* [Stored records]
◇ ◇ ◇ ◇ ◇

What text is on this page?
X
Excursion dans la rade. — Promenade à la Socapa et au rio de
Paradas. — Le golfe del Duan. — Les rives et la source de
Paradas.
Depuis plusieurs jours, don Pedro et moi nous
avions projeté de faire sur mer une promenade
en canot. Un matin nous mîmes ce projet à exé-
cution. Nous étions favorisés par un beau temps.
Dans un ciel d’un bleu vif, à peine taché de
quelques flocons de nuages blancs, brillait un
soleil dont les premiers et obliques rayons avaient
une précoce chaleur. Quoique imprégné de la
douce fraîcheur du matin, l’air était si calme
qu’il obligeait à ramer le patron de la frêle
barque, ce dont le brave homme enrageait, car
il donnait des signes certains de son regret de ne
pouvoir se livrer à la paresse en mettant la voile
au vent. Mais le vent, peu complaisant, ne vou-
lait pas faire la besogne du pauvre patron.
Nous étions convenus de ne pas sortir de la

◇ ◇ ◇ ◇ ◇

* [Written task]
The entries above should be repeated exactly, every one of them.

* [Exercise solution]
What text is on this page?
X
Excursion dans la rade. — Promenade à la Socapa et au rio de
Paradas. — Le golfe del Duan. — Les rives et la source de
Paradas.
Depuis plusieurs jours, don Pedro et moi nous
avions projeté de faire sur mer une promenade
en canot. Un matin nous mîmes ce projet à exé-
cution. Nous étions favorisés par un beau temps.
Dans un ciel d’un bleu vif, à peine taché de
quelques flocons de nuages blancs, brillait un
soleil dont les premiers et obliques rayons avaient
une précoce chaleur. Quoique imprégné de la
douce fraîcheur du matin, l’air était si calme
qu’il obligeait à ramer le patron de la frêle
barque, ce dont le brave homme enrageait, car
il donnait des signes certains de son regret de ne
pouvoir se livrer à la paresse en mettant la voile
au vent. Mais le vent, peu complaisant, ne vou-
lait pas faire la besogne du pauvre patron.
Nous étions convenus de ne pas sortir de la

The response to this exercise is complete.